— Raw data —
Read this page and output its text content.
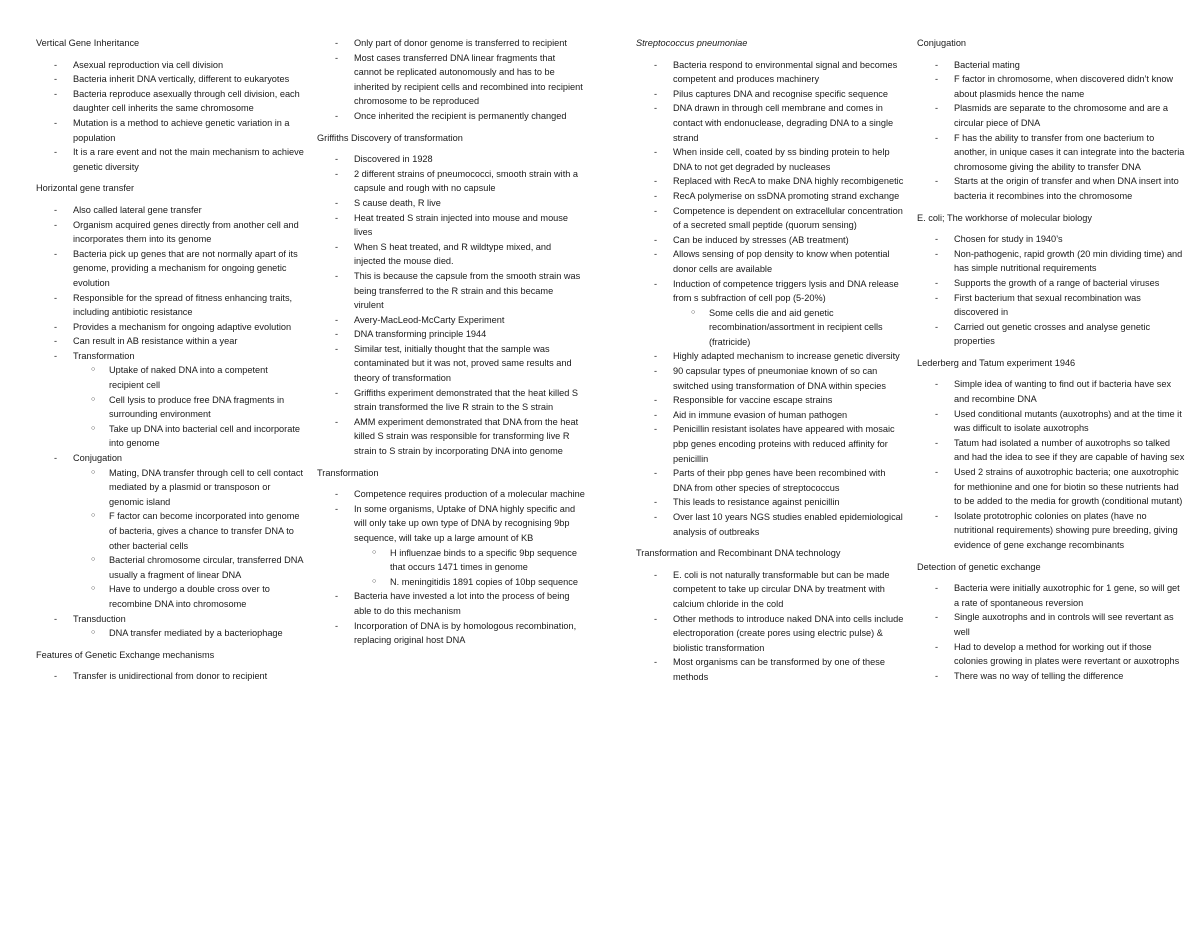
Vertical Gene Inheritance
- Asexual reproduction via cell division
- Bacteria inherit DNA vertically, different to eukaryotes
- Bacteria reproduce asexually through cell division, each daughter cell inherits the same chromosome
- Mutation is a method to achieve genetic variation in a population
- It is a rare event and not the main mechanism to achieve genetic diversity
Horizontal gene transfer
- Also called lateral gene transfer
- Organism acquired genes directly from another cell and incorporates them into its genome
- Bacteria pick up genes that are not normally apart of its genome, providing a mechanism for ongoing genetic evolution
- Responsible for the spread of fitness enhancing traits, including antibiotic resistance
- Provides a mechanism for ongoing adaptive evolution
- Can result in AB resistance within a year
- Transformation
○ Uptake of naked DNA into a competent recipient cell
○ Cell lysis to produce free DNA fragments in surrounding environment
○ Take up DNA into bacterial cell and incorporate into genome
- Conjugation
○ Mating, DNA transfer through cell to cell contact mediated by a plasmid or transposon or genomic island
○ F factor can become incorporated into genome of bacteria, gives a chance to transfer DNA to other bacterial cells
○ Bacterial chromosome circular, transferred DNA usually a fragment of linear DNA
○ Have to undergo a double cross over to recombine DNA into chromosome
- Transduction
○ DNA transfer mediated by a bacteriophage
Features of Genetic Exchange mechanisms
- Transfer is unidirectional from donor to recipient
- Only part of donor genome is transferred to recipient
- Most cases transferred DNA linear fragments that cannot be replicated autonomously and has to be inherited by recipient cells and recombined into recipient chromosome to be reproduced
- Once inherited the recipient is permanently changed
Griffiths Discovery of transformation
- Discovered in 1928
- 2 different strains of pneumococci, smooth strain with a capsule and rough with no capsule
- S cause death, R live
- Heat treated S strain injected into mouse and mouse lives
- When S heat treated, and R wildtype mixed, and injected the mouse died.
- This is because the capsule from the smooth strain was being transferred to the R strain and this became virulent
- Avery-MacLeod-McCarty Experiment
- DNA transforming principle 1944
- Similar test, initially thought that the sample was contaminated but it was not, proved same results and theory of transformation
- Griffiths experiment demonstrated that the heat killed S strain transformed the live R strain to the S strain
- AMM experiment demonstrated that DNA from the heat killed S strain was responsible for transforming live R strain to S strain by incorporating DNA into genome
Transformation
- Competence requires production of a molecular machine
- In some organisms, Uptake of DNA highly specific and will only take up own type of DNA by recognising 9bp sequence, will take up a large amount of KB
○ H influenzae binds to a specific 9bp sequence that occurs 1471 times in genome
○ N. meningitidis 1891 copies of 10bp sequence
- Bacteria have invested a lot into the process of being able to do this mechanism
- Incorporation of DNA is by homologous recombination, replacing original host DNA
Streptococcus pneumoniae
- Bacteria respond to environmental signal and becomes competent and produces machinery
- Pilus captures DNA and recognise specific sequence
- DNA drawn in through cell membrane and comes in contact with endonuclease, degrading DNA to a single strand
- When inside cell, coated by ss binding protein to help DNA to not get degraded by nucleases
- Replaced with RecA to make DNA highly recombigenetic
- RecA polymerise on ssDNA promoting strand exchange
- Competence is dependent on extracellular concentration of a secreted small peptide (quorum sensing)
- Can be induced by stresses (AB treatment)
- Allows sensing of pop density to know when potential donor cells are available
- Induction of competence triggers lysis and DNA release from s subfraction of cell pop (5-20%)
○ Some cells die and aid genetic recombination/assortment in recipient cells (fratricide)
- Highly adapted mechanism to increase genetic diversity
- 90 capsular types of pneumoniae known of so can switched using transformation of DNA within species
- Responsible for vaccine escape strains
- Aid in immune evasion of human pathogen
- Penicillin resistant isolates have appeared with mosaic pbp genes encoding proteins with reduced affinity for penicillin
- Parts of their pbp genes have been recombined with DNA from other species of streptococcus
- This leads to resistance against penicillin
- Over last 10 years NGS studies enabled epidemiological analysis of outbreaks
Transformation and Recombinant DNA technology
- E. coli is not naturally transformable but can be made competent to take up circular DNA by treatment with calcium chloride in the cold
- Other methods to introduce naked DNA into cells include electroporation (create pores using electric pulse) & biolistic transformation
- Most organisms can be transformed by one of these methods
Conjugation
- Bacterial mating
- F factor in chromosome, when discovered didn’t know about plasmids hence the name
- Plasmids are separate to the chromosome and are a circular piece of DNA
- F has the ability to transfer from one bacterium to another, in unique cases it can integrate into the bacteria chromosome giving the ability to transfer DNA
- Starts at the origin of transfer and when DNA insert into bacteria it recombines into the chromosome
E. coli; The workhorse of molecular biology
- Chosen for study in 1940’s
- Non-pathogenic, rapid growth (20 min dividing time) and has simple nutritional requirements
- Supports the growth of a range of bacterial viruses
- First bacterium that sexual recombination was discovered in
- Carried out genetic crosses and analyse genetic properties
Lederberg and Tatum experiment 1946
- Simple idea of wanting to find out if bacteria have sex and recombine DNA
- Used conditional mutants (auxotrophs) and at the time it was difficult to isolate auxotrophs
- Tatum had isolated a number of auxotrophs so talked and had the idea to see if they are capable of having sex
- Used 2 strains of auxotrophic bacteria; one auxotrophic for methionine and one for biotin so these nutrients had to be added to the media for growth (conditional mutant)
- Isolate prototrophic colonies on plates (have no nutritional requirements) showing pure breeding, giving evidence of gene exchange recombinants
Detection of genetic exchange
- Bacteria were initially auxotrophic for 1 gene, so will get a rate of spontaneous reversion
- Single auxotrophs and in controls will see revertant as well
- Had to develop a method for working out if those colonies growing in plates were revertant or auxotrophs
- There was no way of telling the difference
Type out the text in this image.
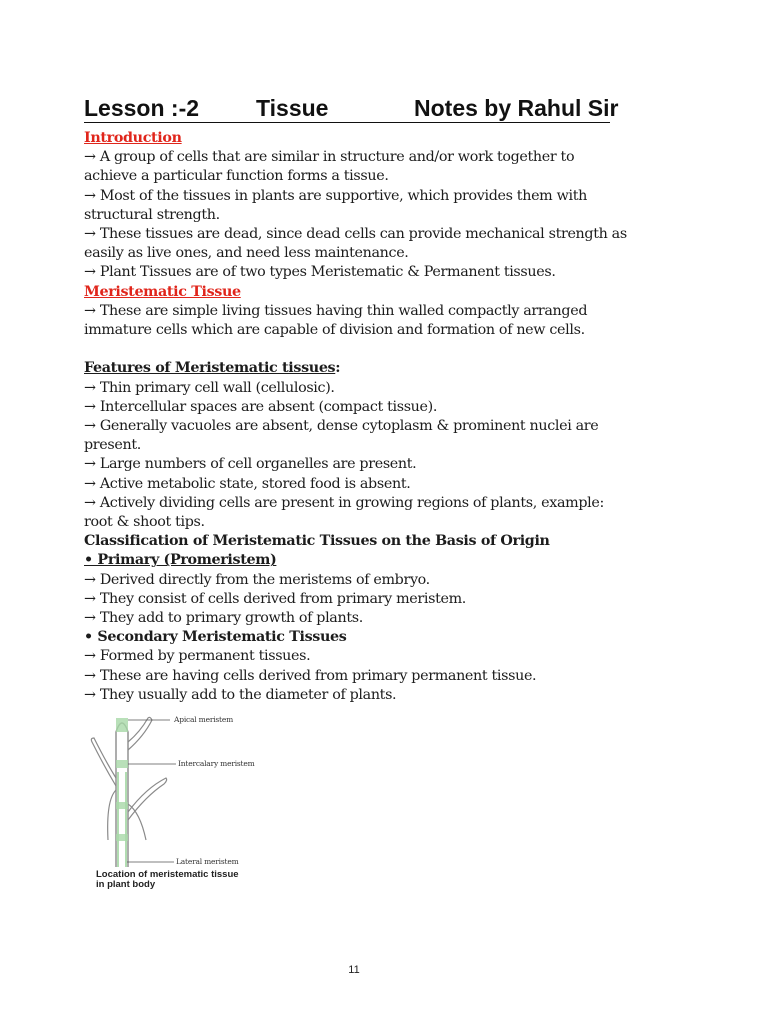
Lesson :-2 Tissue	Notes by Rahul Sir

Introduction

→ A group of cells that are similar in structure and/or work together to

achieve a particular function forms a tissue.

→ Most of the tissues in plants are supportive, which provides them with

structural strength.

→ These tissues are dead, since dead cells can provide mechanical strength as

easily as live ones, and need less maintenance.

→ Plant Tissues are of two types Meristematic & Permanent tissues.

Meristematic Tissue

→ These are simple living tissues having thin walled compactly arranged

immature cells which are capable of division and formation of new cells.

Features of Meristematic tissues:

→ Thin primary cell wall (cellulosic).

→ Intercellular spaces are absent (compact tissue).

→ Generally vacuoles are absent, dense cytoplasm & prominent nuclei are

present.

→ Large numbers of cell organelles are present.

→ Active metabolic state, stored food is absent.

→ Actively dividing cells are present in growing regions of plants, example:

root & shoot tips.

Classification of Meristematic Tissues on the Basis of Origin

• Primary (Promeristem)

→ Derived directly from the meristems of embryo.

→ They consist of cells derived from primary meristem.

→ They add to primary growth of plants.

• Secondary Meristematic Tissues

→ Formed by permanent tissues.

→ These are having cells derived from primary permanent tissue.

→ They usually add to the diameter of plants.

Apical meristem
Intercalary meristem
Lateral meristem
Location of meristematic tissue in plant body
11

— Activity —
Give the complete material again, exactly as written. Do not include the pictures.

— Problem solution —
Read this page and output its text content.
Vertical Gene Inheritance
- Asexual reproduction via cell division
- Bacteria inherit DNA vertically, different to eukaryotes
- Bacteria reproduce asexually through cell division, each daughter cell inherits the same chromosome
- Mutation is a method to achieve genetic variation in a population
- It is a rare event and not the main mechanism to achieve genetic diversity
Horizontal gene transfer
- Also called lateral gene transfer
- Organism acquired genes directly from another cell and incorporates them into its genome
- Bacteria pick up genes that are not normally apart of its genome, providing a mechanism for ongoing genetic evolution
- Responsible for the spread of fitness enhancing traits, including antibiotic resistance
- Provides a mechanism for ongoing adaptive evolution
- Can result in AB resistance within a year
- Transformation
○ Uptake of naked DNA into a competent recipient cell
○ Cell lysis to produce free DNA fragments in surrounding environment
○ Take up DNA into bacterial cell and incorporate into genome
- Conjugation
○ Mating, DNA transfer through cell to cell contact mediated by a plasmid or transposon or genomic island
○ F factor can become incorporated into genome of bacteria, gives a chance to transfer DNA to other bacterial cells
○ Bacterial chromosome circular, transferred DNA usually a fragment of linear DNA
○ Have to undergo a double cross over to recombine DNA into chromosome
- Transduction
○ DNA transfer mediated by a bacteriophage
Features of Genetic Exchange mechanisms
- Transfer is unidirectional from donor to recipient
- Only part of donor genome is transferred to recipient
- Most cases transferred DNA linear fragments that cannot be replicated autonomously and has to be inherited by recipient cells and recombined into recipient chromosome to be reproduced
- Once inherited the recipient is permanently changed
Griffiths Discovery of transformation
- Discovered in 1928
- 2 different strains of pneumococci, smooth strain with a capsule and rough with no capsule
- S cause death, R live
- Heat treated S strain injected into mouse and mouse lives
- When S heat treated, and R wildtype mixed, and injected the mouse died.
- This is because the capsule from the smooth strain was being transferred to the R strain and this became virulent
- Avery-MacLeod-McCarty Experiment
- DNA transforming principle 1944
- Similar test, initially thought that the sample was contaminated but it was not, proved same results and theory of transformation
- Griffiths experiment demonstrated that the heat killed S strain transformed the live R strain to the S strain
- AMM experiment demonstrated that DNA from the heat killed S strain was responsible for transforming live R strain to S strain by incorporating DNA into genome
Transformation
- Competence requires production of a molecular machine
- In some organisms, Uptake of DNA highly specific and will only take up own type of DNA by recognising 9bp sequence, will take up a large amount of KB
○ H influenzae binds to a specific 9bp sequence that occurs 1471 times in genome
○ N. meningitidis 1891 copies of 10bp sequence
- Bacteria have invested a lot into the process of being able to do this mechanism
- Incorporation of DNA is by homologous recombination, replacing original host DNA
Streptococcus pneumoniae
- Bacteria respond to environmental signal and becomes competent and produces machinery
- Pilus captures DNA and recognise specific sequence
- DNA drawn in through cell membrane and comes in contact with endonuclease, degrading DNA to a single strand
- When inside cell, coated by ss binding protein to help DNA to not get degraded by nucleases
- Replaced with RecA to make DNA highly recombigenetic
- RecA polymerise on ssDNA promoting strand exchange
- Competence is dependent on extracellular concentration of a secreted small peptide (quorum sensing)
- Can be induced by stresses (AB treatment)
- Allows sensing of pop density to know when potential donor cells are available
- Induction of competence triggers lysis and DNA release from s subfraction of cell pop (5-20%)
○ Some cells die and aid genetic recombination/assortment in recipient cells (fratricide)
- Highly adapted mechanism to increase genetic diversity
- 90 capsular types of pneumoniae known of so can switched using transformation of DNA within species
- Responsible for vaccine escape strains
- Aid in immune evasion of human pathogen
- Penicillin resistant isolates have appeared with mosaic pbp genes encoding proteins with reduced affinity for penicillin
- Parts of their pbp genes have been recombined with DNA from other species of streptococcus
- This leads to resistance against penicillin
- Over last 10 years NGS studies enabled epidemiological analysis of outbreaks
Transformation and Recombinant DNA technology
- E. coli is not naturally transformable but can be made competent to take up circular DNA by treatment with calcium chloride in the cold
- Other methods to introduce naked DNA into cells include electroporation (create pores using electric pulse) & biolistic transformation
- Most organisms can be transformed by one of these methods
Conjugation
- Bacterial mating
- F factor in chromosome, when discovered didn’t know about plasmids hence the name
- Plasmids are separate to the chromosome and are a circular piece of DNA
- F has the ability to transfer from one bacterium to another, in unique cases it can integrate into the bacteria chromosome giving the ability to transfer DNA
- Starts at the origin of transfer and when DNA insert into bacteria it recombines into the chromosome
E. coli; The workhorse of molecular biology
- Chosen for study in 1940’s
- Non-pathogenic, rapid growth (20 min dividing time) and has simple nutritional requirements
- Supports the growth of a range of bacterial viruses
- First bacterium that sexual recombination was discovered in
- Carried out genetic crosses and analyse genetic properties
Lederberg and Tatum experiment 1946
- Simple idea of wanting to find out if bacteria have sex and recombine DNA
- Used conditional mutants (auxotrophs) and at the time it was difficult to isolate auxotrophs
- Tatum had isolated a number of auxotrophs so talked and had the idea to see if they are capable of having sex
- Used 2 strains of auxotrophic bacteria; one auxotrophic for methionine and one for biotin so these nutrients had to be added to the media for growth (conditional mutant)
- Isolate prototrophic colonies on plates (have no nutritional requirements) showing pure breeding, giving evidence of gene exchange recombinants
Detection of genetic exchange
- Bacteria were initially auxotrophic for 1 gene, so will get a rate of spontaneous reversion
- Single auxotrophs and in controls will see revertant as well
- Had to develop a method for working out if those colonies growing in plates were revertant or auxotrophs
- There was no way of telling the difference
Type out the text in this image.
Lesson :-2 Tissue	Notes by Rahul Sir

Introduction

→ A group of cells that are similar in structure and/or work together to

achieve a particular function forms a tissue.

→ Most of the tissues in plants are supportive, which provides them with

structural strength.

→ These tissues are dead, since dead cells can provide mechanical strength as

easily as live ones, and need less maintenance.

→ Plant Tissues are of two types Meristematic & Permanent tissues.

Meristematic Tissue

→ These are simple living tissues having thin walled compactly arranged

immature cells which are capable of division and formation of new cells.

Features of Meristematic tissues:

→ Thin primary cell wall (cellulosic).

→ Intercellular spaces are absent (compact tissue).

→ Generally vacuoles are absent, dense cytoplasm & prominent nuclei are

present.

→ Large numbers of cell organelles are present.

→ Active metabolic state, stored food is absent.

→ Actively dividing cells are present in growing regions of plants, example:

root & shoot tips.

Classification of Meristematic Tissues on the Basis of Origin

• Primary (Promeristem)

→ Derived directly from the meristems of embryo.

→ They consist of cells derived from primary meristem.

→ They add to primary growth of plants.

• Secondary Meristematic Tissues

→ Formed by permanent tissues.

→ These are having cells derived from primary permanent tissue.

→ They usually add to the diameter of plants.

Apical meristem
Intercalary meristem
Lateral meristem
Location of meristematic tissue in plant body
11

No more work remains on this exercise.